▶ _Study text_:
- - - -

Why are we so interested in working with files?

As we start this section, we find ourselves once again doing things in a slightly different order to most programming books. The majority of introductory programming books won't consider working with external files until much further along, so why are we introducing it now?

The answer, as was the case in the last section, lies in the particular jobs that we want to use Python for. The data that we as biologists work with is stored in files, so if we're going to write useful programs we need a way to get the data out of files and into our programs (and vice versa). Writing a DNA sequence directly into a program each time we want to use it is not a very good approach to take, and you'd be right. Also, it seems inelegant to have the data we want to work on mixed up with the code that manipulates it. In this section we'll see a better way to do it.

We're lucky in biology in that many of the types of data that we work with are stored in text files which are relatively simple to process using Python. Chief among these, of course, are DNA and protein sequence data, which can be stored in a variety of formats. But there are many other types of data – sequencing reads, quality scores, SNPs, phylogenetic trees, read maps, geographical sample data, genetic distance matrices – which we can access from within our Python programs.

Another reason for our interest in file input/output is the need for our Python programs to work as part of a pipeline or work flow involving other, existing tools. When it comes to using Python in the real world, we often want Python to either accept data from, or provide data to, another program. Often the easiest way to do this is to have Python read, or write, files in a format that the other program already understands.

Reading text from a file

Firstly, a quick note about what we mean by text. In programming, when we talk about text files, we are not necessarily talking about something that is human readable. Rather, we are talking about a file that contains characters and lines – something that you could open and view in a text editor, regardless of whether you could actually make sense of the file or not. Examples of text files which you might have encountered include:

  • FASTA files of DNA or protein sequences
  • files containing output from command-line programs (e.g. BLAST)
  • FASTQ files containing DNA sequencing reads
  • HTML files
  • and of course, Python code itself

In contrast, most files that you encounter day-to-day will be binary files – ones which are not made up of characters and lines, but of bytes. Examples include:

  • image files (JPEGs and PNGs)
  • audio files
  • video files
  • compressed files (e.g. ZIP files)

- - - -

▶ _Dataset extract_:

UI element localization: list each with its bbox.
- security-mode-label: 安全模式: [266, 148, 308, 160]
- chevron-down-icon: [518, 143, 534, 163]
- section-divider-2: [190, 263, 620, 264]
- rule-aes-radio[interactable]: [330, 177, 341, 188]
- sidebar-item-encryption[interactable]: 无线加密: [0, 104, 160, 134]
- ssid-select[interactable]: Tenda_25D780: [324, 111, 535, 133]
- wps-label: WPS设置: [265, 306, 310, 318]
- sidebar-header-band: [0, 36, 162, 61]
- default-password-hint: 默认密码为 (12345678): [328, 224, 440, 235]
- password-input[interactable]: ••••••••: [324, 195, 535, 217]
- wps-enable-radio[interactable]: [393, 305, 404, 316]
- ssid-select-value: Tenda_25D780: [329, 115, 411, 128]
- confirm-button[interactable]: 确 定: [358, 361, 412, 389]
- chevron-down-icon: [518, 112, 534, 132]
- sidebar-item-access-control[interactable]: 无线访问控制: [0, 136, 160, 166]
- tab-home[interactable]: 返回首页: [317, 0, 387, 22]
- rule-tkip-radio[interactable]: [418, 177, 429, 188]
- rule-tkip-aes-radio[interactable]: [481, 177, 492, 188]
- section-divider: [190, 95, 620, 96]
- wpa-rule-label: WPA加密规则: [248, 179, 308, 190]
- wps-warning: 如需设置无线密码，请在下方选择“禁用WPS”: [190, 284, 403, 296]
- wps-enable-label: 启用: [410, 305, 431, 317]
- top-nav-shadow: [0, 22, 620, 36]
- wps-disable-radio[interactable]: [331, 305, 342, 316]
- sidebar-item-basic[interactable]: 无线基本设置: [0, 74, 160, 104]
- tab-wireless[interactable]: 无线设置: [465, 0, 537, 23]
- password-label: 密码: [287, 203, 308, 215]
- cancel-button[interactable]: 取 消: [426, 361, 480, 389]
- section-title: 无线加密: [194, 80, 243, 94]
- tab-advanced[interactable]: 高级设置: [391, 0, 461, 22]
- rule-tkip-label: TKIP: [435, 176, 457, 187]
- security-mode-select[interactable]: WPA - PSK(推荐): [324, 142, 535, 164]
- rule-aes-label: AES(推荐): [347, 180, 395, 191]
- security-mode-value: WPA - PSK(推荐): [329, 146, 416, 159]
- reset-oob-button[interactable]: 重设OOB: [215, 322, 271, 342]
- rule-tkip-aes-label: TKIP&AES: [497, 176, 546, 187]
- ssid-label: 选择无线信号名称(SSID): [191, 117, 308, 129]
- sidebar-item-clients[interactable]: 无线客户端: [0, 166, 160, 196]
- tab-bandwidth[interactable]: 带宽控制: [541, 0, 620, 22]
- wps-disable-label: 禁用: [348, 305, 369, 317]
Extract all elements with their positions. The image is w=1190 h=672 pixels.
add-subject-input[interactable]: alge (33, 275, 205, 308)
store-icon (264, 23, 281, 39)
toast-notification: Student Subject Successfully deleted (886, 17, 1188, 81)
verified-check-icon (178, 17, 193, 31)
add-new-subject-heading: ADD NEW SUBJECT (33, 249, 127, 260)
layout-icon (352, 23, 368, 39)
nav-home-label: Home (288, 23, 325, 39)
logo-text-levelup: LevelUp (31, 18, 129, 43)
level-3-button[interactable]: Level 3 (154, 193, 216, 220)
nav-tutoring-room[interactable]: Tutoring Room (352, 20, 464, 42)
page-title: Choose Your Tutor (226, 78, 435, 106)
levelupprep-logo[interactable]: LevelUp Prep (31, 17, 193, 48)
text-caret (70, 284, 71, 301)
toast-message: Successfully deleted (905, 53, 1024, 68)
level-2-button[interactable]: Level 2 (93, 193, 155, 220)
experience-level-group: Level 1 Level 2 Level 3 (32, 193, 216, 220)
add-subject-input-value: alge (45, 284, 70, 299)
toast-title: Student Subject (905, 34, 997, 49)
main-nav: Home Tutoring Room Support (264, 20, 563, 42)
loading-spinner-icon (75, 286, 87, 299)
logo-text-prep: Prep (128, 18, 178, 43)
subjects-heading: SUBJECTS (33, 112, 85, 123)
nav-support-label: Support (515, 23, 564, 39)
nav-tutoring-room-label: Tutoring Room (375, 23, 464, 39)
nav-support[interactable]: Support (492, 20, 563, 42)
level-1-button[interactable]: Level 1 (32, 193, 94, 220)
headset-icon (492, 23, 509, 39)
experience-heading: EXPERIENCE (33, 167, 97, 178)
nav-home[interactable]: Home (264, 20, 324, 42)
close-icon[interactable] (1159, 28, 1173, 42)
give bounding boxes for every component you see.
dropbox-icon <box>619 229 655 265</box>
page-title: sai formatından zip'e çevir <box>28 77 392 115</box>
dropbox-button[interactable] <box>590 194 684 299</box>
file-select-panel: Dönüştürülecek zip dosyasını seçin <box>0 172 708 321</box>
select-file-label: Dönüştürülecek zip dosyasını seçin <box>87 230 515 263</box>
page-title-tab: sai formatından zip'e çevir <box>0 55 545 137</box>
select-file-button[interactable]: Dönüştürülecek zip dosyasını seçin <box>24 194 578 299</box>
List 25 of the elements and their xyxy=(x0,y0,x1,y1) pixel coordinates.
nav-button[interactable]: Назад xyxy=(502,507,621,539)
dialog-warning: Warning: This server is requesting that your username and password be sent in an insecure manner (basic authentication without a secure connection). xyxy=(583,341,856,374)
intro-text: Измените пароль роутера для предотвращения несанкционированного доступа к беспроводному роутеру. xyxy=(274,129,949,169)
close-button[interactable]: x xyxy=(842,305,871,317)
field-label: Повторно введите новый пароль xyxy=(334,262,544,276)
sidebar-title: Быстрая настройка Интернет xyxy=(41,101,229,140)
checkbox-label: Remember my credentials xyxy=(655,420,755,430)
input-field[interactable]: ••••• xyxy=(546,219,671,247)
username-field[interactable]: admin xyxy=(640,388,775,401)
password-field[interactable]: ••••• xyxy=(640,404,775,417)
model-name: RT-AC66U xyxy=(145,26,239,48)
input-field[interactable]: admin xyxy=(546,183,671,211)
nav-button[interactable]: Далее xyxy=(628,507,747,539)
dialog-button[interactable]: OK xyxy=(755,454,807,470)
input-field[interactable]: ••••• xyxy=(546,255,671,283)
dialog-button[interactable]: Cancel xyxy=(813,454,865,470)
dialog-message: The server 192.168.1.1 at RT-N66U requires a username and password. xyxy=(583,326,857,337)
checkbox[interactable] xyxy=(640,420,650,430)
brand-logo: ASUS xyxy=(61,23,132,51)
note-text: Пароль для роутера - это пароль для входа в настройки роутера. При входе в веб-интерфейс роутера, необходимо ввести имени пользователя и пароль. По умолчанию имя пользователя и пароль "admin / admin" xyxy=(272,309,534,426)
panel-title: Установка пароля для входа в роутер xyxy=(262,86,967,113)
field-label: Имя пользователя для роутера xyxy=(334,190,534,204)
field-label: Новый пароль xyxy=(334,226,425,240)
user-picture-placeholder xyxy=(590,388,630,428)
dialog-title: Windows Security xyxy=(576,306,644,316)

- - - -

▶ _Questions on the material_:
a - Set down everything in the passage on working with files from "In contrast, most" down to "(JPEGs and PNGs)".
b - Answer these questions from the passage on working with files:
(i) Where does the passage say the data that biologists work with is stored?
(ii) Which file format does the passage name for files containing DNA sequencing reads?
(iii) Which two kinds of image file does the passage list as binary files?
c - Extend the passage on working with files, continuing on from its final line.

▶ _Results_:
a -
In contrast, most files that you encounter day-to-day will be binary files – ones which are not made up of characters and lines, but of bytes. Examples include:

  • image files (JPEGs and PNGs)

b -
(i) In files.
(ii) FASTQ.
(iii) JPEGs and PNGs.

c -
If you're not sure whether a particular file is text or binary, there's a very simple way to tell – just open it up in a text editor. If the file displays without any problem, then it's text (regardless of whether you can make sense of it or not). If you get an error or a warning from your text editor, or the file displays as a collection of indecipherable characters, then it's binary.

The examples on this page are a little different from those in the previous one, because they rely on the existence of the files that we are going to manipulate. If you want to try running the examples in this chapter, you'll need to make sure that there is a file in your working directory called dna.txt which has a single line containing a DNA sequence.

Using open to read a file

In Python, as in the physical world, we have to open a file before we can read what's inside it. The Python function that carries out the job of opening a file is very sensibly called open(). It takes one argument – a string which contains the name of the file – and returns a file object:

my_file = open("dna.txt")

A file object is a new type which we haven't encountered before, and it's a little more complicated than the string and number types that we saw in the previous section. With strings and numbers it was easy to understand what they represented – a single bit of text, or a single number. A file object, in contrast, represents something a bit less tangible – it represents a file on your computer's hard drive.

The way that we use file objects is a bit different to strings and numbers as well. If you glance back at the examples from the previous section you'll see that most of the time when we want to use a variable containing a string or number we just use the variable name:

my_string = 'abcdefg'
print(my_string)
my_number = 42
print(my_number + 1)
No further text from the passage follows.